▽
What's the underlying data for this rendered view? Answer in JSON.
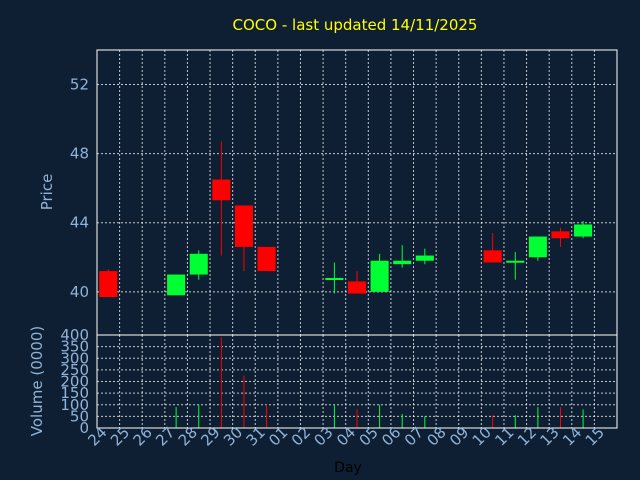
{
  "colors": {
    "background": "#0f1f33",
    "up": "#00ff33",
    "down": "#ff0000",
    "title": "#ffff00",
    "axis_text": "#8fb3d9",
    "grid": "#ffffff"
  },
  "chart_data": [
    {
      "type": "candlestick",
      "title": "COCO - last updated 14/11/2025",
      "ylabel": "Price",
      "ylim": [
        37.5,
        54
      ],
      "yticks": [
        40,
        44,
        48,
        52
      ],
      "grid": true,
      "categories": [
        "24",
        "25",
        "26",
        "27",
        "28",
        "29",
        "30",
        "31",
        "01",
        "02",
        "03",
        "04",
        "05",
        "06",
        "07",
        "08",
        "09",
        "10",
        "11",
        "12",
        "13",
        "14",
        "15"
      ],
      "candles": [
        {
          "day": "24",
          "open": 41.2,
          "high": 41.3,
          "low": 39.7,
          "close": 39.7
        },
        {
          "day": "27",
          "open": 39.8,
          "high": 41.0,
          "low": 39.8,
          "close": 41.0
        },
        {
          "day": "28",
          "open": 41.0,
          "high": 42.4,
          "low": 40.7,
          "close": 42.2
        },
        {
          "day": "29",
          "open": 46.5,
          "high": 48.7,
          "low": 42.1,
          "close": 45.3
        },
        {
          "day": "30",
          "open": 45.0,
          "high": 45.0,
          "low": 41.2,
          "close": 42.6
        },
        {
          "day": "31",
          "open": 42.6,
          "high": 42.6,
          "low": 41.2,
          "close": 41.2
        },
        {
          "day": "03",
          "open": 40.8,
          "high": 41.7,
          "low": 39.9,
          "close": 40.8
        },
        {
          "day": "04",
          "open": 40.6,
          "high": 41.2,
          "low": 39.9,
          "close": 39.9
        },
        {
          "day": "05",
          "open": 40.0,
          "high": 42.2,
          "low": 40.0,
          "close": 41.8
        },
        {
          "day": "06",
          "open": 41.6,
          "high": 42.7,
          "low": 41.4,
          "close": 41.8
        },
        {
          "day": "07",
          "open": 41.8,
          "high": 42.5,
          "low": 41.6,
          "close": 42.1
        },
        {
          "day": "10",
          "open": 42.4,
          "high": 43.4,
          "low": 41.7,
          "close": 41.7
        },
        {
          "day": "11",
          "open": 41.8,
          "high": 42.3,
          "low": 40.7,
          "close": 41.8
        },
        {
          "day": "12",
          "open": 42.0,
          "high": 43.2,
          "low": 41.8,
          "close": 43.2
        },
        {
          "day": "13",
          "open": 43.5,
          "high": 43.7,
          "low": 42.6,
          "close": 43.1
        },
        {
          "day": "14",
          "open": 43.2,
          "high": 44.1,
          "low": 43.1,
          "close": 43.9
        }
      ]
    },
    {
      "type": "bar",
      "ylabel": "Volume (0000)",
      "xlabel": "Day",
      "ylim": [
        0,
        400
      ],
      "yticks": [
        0,
        50,
        100,
        150,
        200,
        250,
        300,
        350,
        400
      ],
      "grid": true,
      "categories": [
        "24",
        "25",
        "26",
        "27",
        "28",
        "29",
        "30",
        "31",
        "01",
        "02",
        "03",
        "04",
        "05",
        "06",
        "07",
        "08",
        "09",
        "10",
        "11",
        "12",
        "13",
        "14",
        "15"
      ],
      "volumes": [
        {
          "day": "24",
          "value": 0,
          "direction": "down"
        },
        {
          "day": "27",
          "value": 90,
          "direction": "up"
        },
        {
          "day": "28",
          "value": 100,
          "direction": "up"
        },
        {
          "day": "29",
          "value": 390,
          "direction": "down"
        },
        {
          "day": "30",
          "value": 225,
          "direction": "down"
        },
        {
          "day": "31",
          "value": 100,
          "direction": "down"
        },
        {
          "day": "03",
          "value": 100,
          "direction": "up"
        },
        {
          "day": "04",
          "value": 80,
          "direction": "down"
        },
        {
          "day": "05",
          "value": 100,
          "direction": "up"
        },
        {
          "day": "06",
          "value": 60,
          "direction": "up"
        },
        {
          "day": "07",
          "value": 50,
          "direction": "up"
        },
        {
          "day": "10",
          "value": 55,
          "direction": "down"
        },
        {
          "day": "11",
          "value": 55,
          "direction": "up"
        },
        {
          "day": "12",
          "value": 90,
          "direction": "up"
        },
        {
          "day": "13",
          "value": 90,
          "direction": "down"
        },
        {
          "day": "14",
          "value": 80,
          "direction": "up"
        }
      ]
    }
  ]
}
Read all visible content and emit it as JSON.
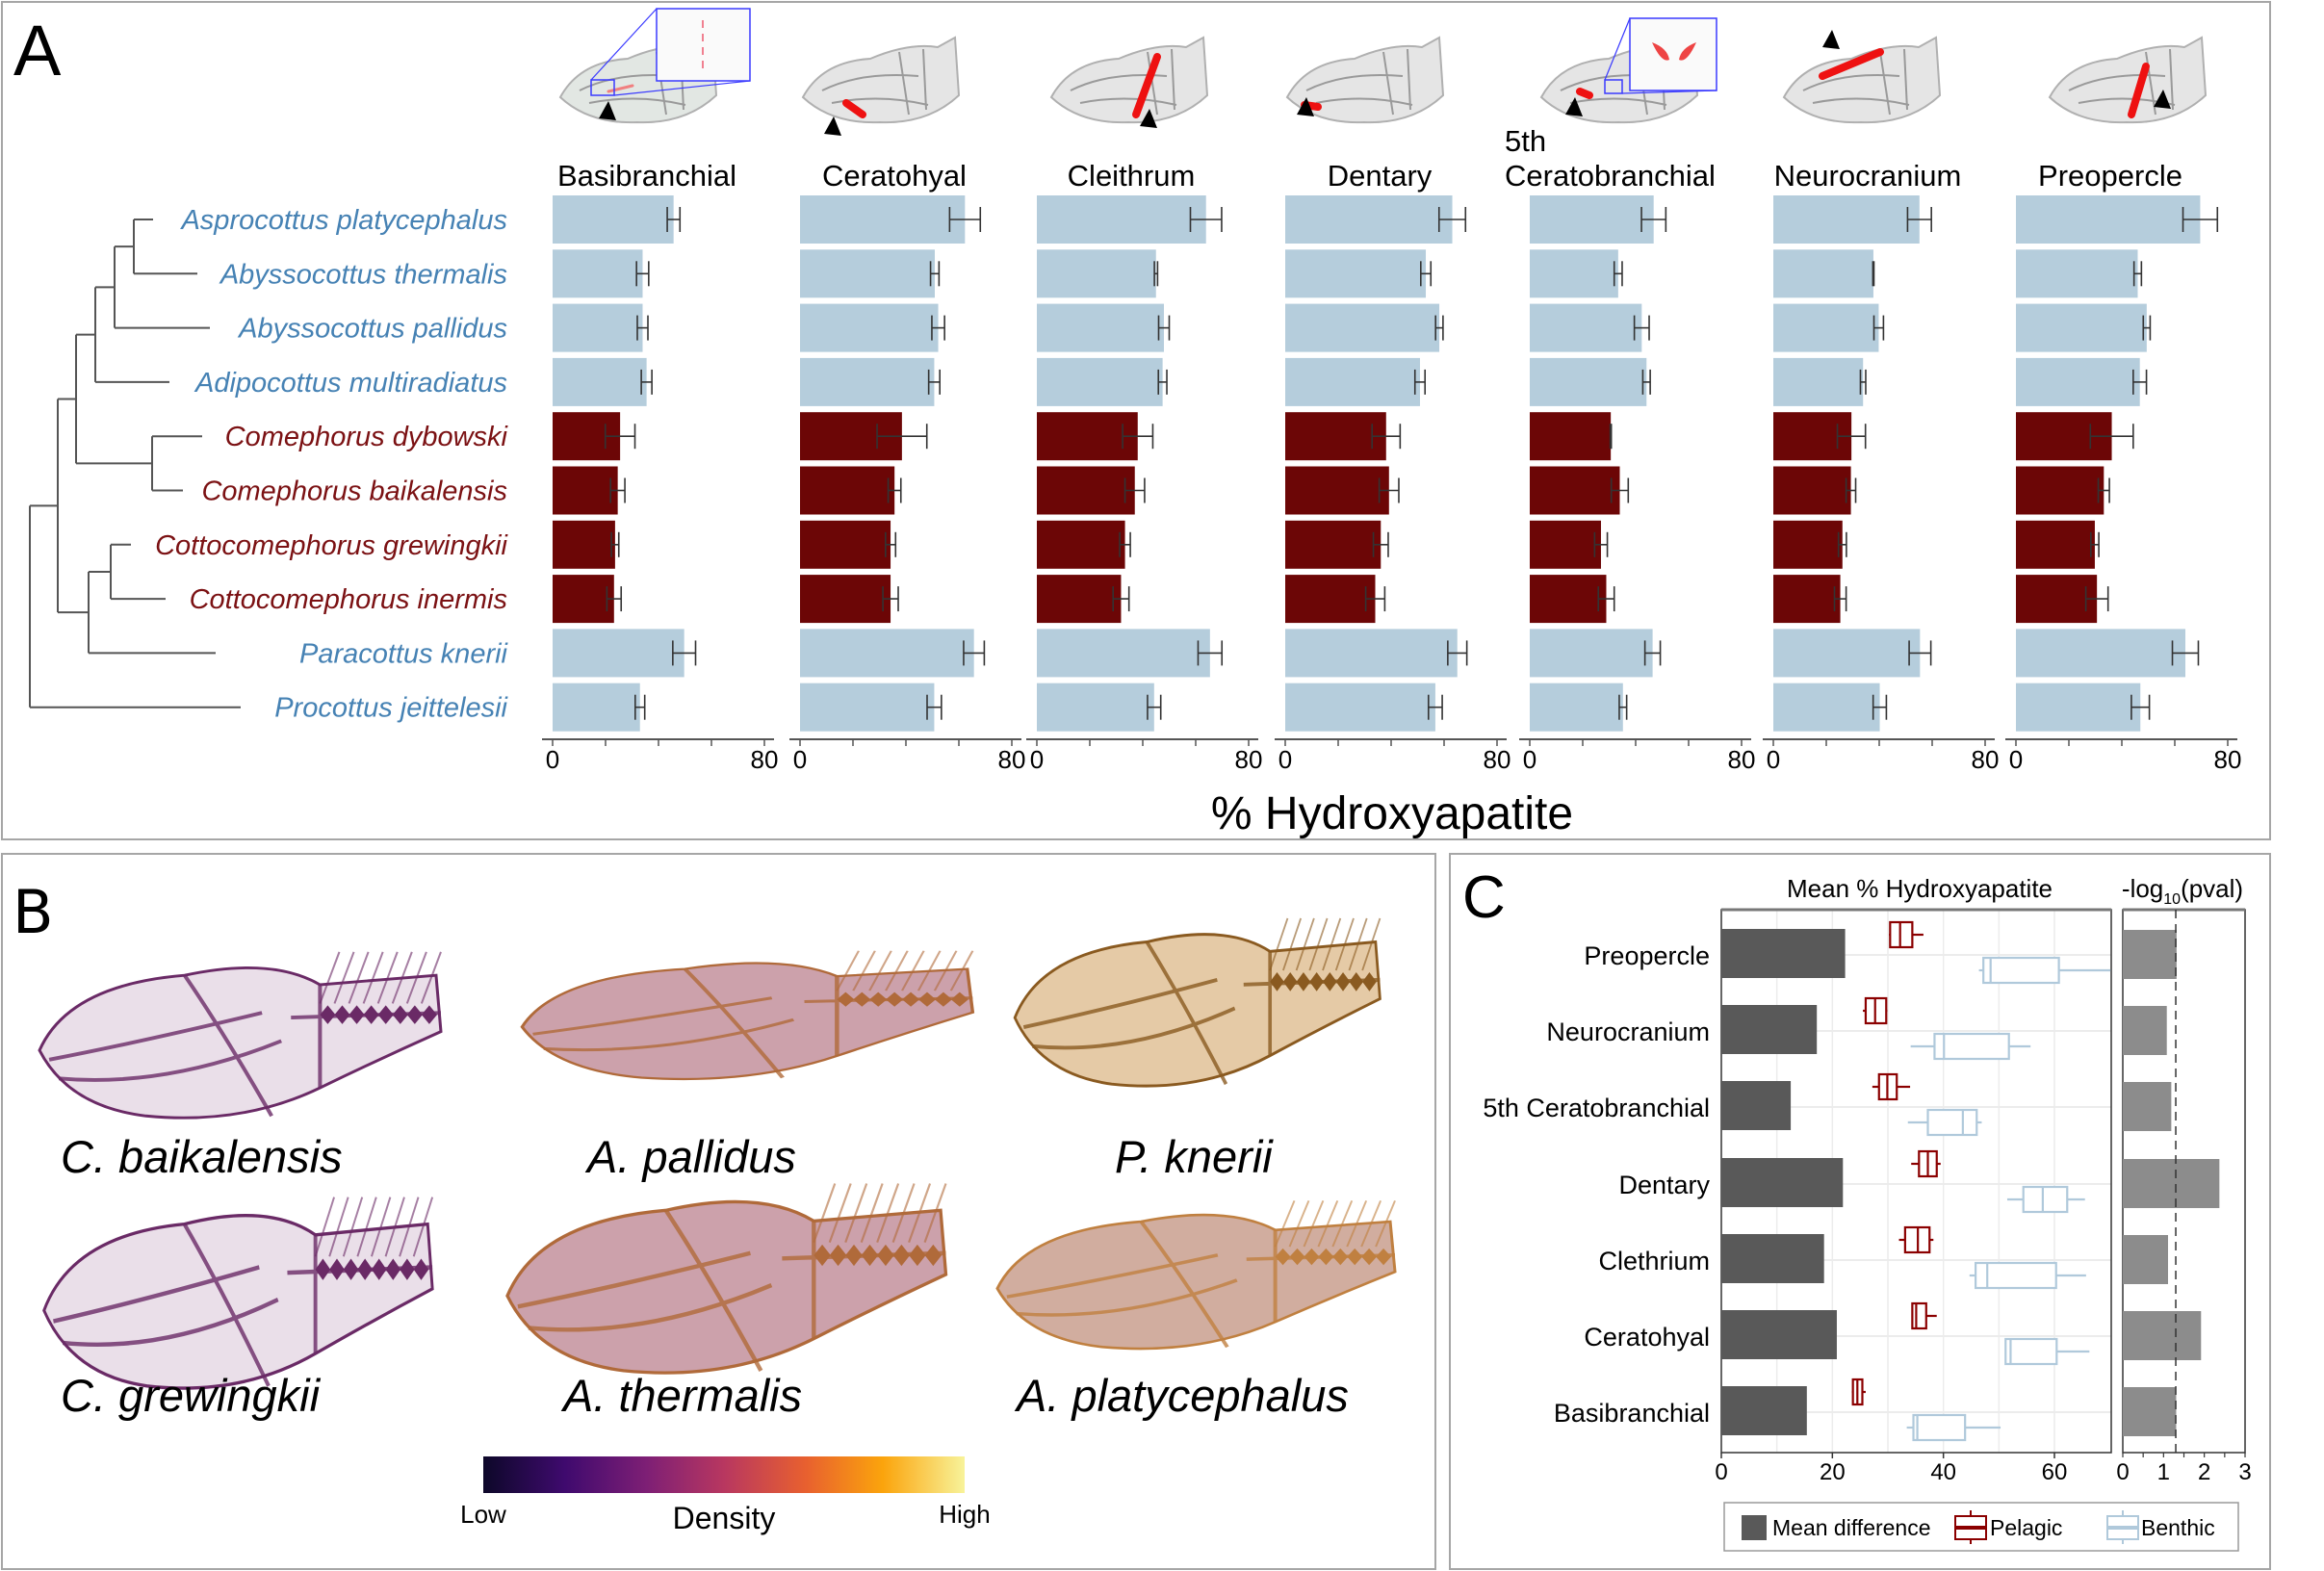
{
  "figure": {
    "panel_labels": {
      "a": "A",
      "b": "B",
      "c": "C"
    }
  },
  "panelA": {
    "species": [
      {
        "name": "Asprocottus platycephalus",
        "habitat": "benthic"
      },
      {
        "name": "Abyssocottus thermalis",
        "habitat": "benthic"
      },
      {
        "name": "Abyssocottus pallidus",
        "habitat": "benthic"
      },
      {
        "name": "Adipocottus multiradiatus",
        "habitat": "benthic"
      },
      {
        "name": "Comephorus dybowski",
        "habitat": "pelagic"
      },
      {
        "name": "Comephorus baikalensis",
        "habitat": "pelagic"
      },
      {
        "name": "Cottocomephorus grewingkii",
        "habitat": "pelagic"
      },
      {
        "name": "Cottocomephorus inermis",
        "habitat": "pelagic"
      },
      {
        "name": "Paracottus knerii",
        "habitat": "benthic"
      },
      {
        "name": "Procottus jeittelesii",
        "habitat": "benthic"
      }
    ],
    "tree_icon": "phylogeny-cladogram",
    "bone_thumbnail_icon": "highlighted-bone-skull-render",
    "colors": {
      "benthic_bar": "#b5cddc",
      "pelagic_bar": "#6c0606",
      "benthic_text": "#4682b4",
      "pelagic_text": "#7b1113",
      "error_bar": "#333333"
    }
  },
  "chart_data": [
    {
      "type": "bar",
      "orientation": "horizontal",
      "title": "",
      "xlabel": "% Hydroxyapatite",
      "ylabel": "",
      "xlim": [
        0,
        80
      ],
      "xticks": [
        "0",
        "80"
      ],
      "categories": [
        "Asprocottus platycephalus",
        "Abyssocottus thermalis",
        "Abyssocottus pallidus",
        "Adipocottus multiradiatus",
        "Comephorus dybowski",
        "Comephorus baikalensis",
        "Cottocomephorus grewingkii",
        "Cottocomephorus inermis",
        "Paracottus knerii",
        "Procottus jeittelesii"
      ],
      "series": [
        {
          "name": "Basibranchial",
          "values": [
            45.7,
            34.0,
            34.0,
            35.5,
            25.5,
            24.6,
            23.6,
            23.2,
            49.7,
            33.0
          ],
          "error": [
            2.4,
            2.3,
            2.0,
            2.0,
            5.6,
            2.7,
            1.4,
            2.7,
            4.3,
            1.8
          ]
        },
        {
          "name": "Ceratohyal",
          "values": [
            62.3,
            50.9,
            52.2,
            50.7,
            38.5,
            35.7,
            34.2,
            34.2,
            65.7,
            50.7
          ],
          "error": [
            5.8,
            1.6,
            2.4,
            2.1,
            9.4,
            2.4,
            1.9,
            2.9,
            3.9,
            2.7
          ]
        },
        {
          "name": "Cleithrum",
          "values": [
            63.9,
            45.0,
            48.0,
            47.5,
            38.1,
            37.0,
            33.3,
            31.8,
            65.4,
            44.3
          ],
          "error": [
            5.9,
            0.6,
            2.0,
            1.6,
            5.7,
            3.7,
            2.0,
            3.0,
            4.5,
            2.5
          ]
        },
        {
          "name": "Dentary",
          "values": [
            63.1,
            53.1,
            58.2,
            50.9,
            38.1,
            39.2,
            36.1,
            34.0,
            65.0,
            56.7
          ],
          "error": [
            5.0,
            1.9,
            1.4,
            1.9,
            5.3,
            3.7,
            2.8,
            3.6,
            3.6,
            2.6
          ]
        },
        {
          "name": "5th Ceratobranchial",
          "values": [
            46.8,
            33.4,
            42.3,
            44.1,
            30.6,
            34.0,
            26.9,
            28.9,
            46.4,
            35.2
          ],
          "error": [
            4.6,
            1.5,
            2.8,
            1.4,
            0.2,
            3.2,
            2.4,
            3.0,
            2.9,
            1.4
          ]
        },
        {
          "name": "Neurocranium",
          "values": [
            55.2,
            37.8,
            39.8,
            33.9,
            29.5,
            29.3,
            26.1,
            25.3,
            55.4,
            40.2
          ],
          "error": [
            4.5,
            0.2,
            1.8,
            1.0,
            5.3,
            1.8,
            1.5,
            2.2,
            4.1,
            2.5
          ]
        },
        {
          "name": "Preopercle",
          "values": [
            69.6,
            46.0,
            49.4,
            46.8,
            36.2,
            33.2,
            29.8,
            30.6,
            64.0,
            47.0
          ],
          "error": [
            6.5,
            1.4,
            1.3,
            2.5,
            8.1,
            2.1,
            1.5,
            4.2,
            4.9,
            3.4
          ]
        }
      ],
      "panel_titles": [
        [
          "Basibranchial"
        ],
        [
          "Ceratohyal"
        ],
        [
          "Cleithrum"
        ],
        [
          "Dentary"
        ],
        [
          "5th",
          "Ceratobranchial"
        ],
        [
          "Neurocranium"
        ],
        [
          "Preopercle"
        ]
      ],
      "grid": false,
      "legend": "none"
    },
    {
      "type": "bar",
      "orientation": "horizontal",
      "title": "Mean % Hydroxyapatite",
      "xlabel": "",
      "xlim": [
        0,
        70
      ],
      "xticks": [
        0,
        20,
        40,
        60
      ],
      "categories": [
        "Preopercle",
        "Neurocranium",
        "5th Ceratobranchial",
        "Dentary",
        "Clethrium",
        "Ceratohyal",
        "Basibranchial"
      ],
      "series": [
        {
          "name": "Mean difference",
          "type": "bar",
          "color": "#595959",
          "values": [
            22.3,
            17.2,
            12.5,
            21.9,
            18.5,
            20.8,
            15.4
          ]
        },
        {
          "name": "Pelagic",
          "type": "boxplot",
          "color": "#8b0000",
          "values": [
            {
              "whisker_low": 30.2,
              "q1": 30.4,
              "median": 32.2,
              "q3": 34.4,
              "whisker_high": 36.4
            },
            {
              "whisker_low": 25.5,
              "q1": 26.0,
              "median": 27.7,
              "q3": 29.7,
              "whisker_high": 29.9
            },
            {
              "whisker_low": 27.2,
              "q1": 28.4,
              "median": 29.9,
              "q3": 31.6,
              "whisker_high": 34.0
            },
            {
              "whisker_low": 34.2,
              "q1": 35.6,
              "median": 37.2,
              "q3": 38.8,
              "whisker_high": 39.5
            },
            {
              "whisker_low": 32.0,
              "q1": 33.1,
              "median": 35.4,
              "q3": 37.5,
              "whisker_high": 38.2
            },
            {
              "whisker_low": 34.4,
              "q1": 34.4,
              "median": 35.1,
              "q3": 36.9,
              "whisker_high": 38.8
            },
            {
              "whisker_low": 23.5,
              "q1": 23.7,
              "median": 24.5,
              "q3": 25.4,
              "whisker_high": 26.0
            }
          ]
        },
        {
          "name": "Benthic",
          "type": "boxplot",
          "color": "#b0c9db",
          "values": [
            {
              "whisker_low": 46.4,
              "q1": 47.2,
              "median": 48.5,
              "q3": 60.8,
              "whisker_high": 70.1
            },
            {
              "whisker_low": 34.1,
              "q1": 38.4,
              "median": 40.1,
              "q3": 51.8,
              "whisker_high": 55.7
            },
            {
              "whisker_low": 33.6,
              "q1": 37.2,
              "median": 43.5,
              "q3": 46.0,
              "whisker_high": 46.9
            },
            {
              "whisker_low": 51.5,
              "q1": 54.4,
              "median": 57.9,
              "q3": 62.3,
              "whisker_high": 65.5
            },
            {
              "whisker_low": 44.7,
              "q1": 45.8,
              "median": 47.9,
              "q3": 60.3,
              "whisker_high": 65.7
            },
            {
              "whisker_low": 51.2,
              "q1": 51.2,
              "median": 52.1,
              "q3": 60.4,
              "whisker_high": 66.3
            },
            {
              "whisker_low": 33.4,
              "q1": 34.6,
              "median": 35.3,
              "q3": 43.9,
              "whisker_high": 50.3
            }
          ]
        }
      ],
      "grid": true,
      "legend": "bottom"
    },
    {
      "type": "bar",
      "orientation": "horizontal",
      "title_prefix": "-log",
      "title_sub": "10",
      "title_suffix": "(pval)",
      "xlim": [
        0,
        3
      ],
      "xticks": [
        0,
        1,
        2,
        3
      ],
      "categories": [
        "Preopercle",
        "Neurocranium",
        "5th Ceratobranchial",
        "Dentary",
        "Clethrium",
        "Ceratohyal",
        "Basibranchial"
      ],
      "values": [
        1.32,
        1.08,
        1.19,
        2.37,
        1.11,
        1.92,
        1.31
      ],
      "color": "#8c8c8c",
      "reference_line": 1.3,
      "reference_line_style": "dashed",
      "grid": false
    }
  ],
  "panelB": {
    "specimens": [
      {
        "label": "C. baikalensis",
        "tone": "low"
      },
      {
        "label": "A. pallidus",
        "tone": "mid"
      },
      {
        "label": "P. knerii",
        "tone": "high"
      },
      {
        "label": "C. grewingkii",
        "tone": "low"
      },
      {
        "label": "A. thermalis",
        "tone": "mid"
      },
      {
        "label": "A. platycephalus",
        "tone": "midhigh"
      }
    ],
    "specimen_icon": "fish-skull-ct-render",
    "colorbar": {
      "low": "Low",
      "title": "Density",
      "high": "High",
      "stops": [
        "#0d0829",
        "#3f0a6e",
        "#7e1f75",
        "#b83760",
        "#e8602f",
        "#fba40c",
        "#f8f39a"
      ]
    }
  },
  "panelC": {
    "legend": {
      "mean_diff": "Mean difference",
      "pelagic": "Pelagic",
      "benthic": "Benthic"
    }
  }
}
△
Exercise objective :: Only lines with "JSON" are wanted here; list each of them.

Worked solution ::
What's the underlying data for this rendered view? Answer in JSON.
Read all visible content and emit it as JSON.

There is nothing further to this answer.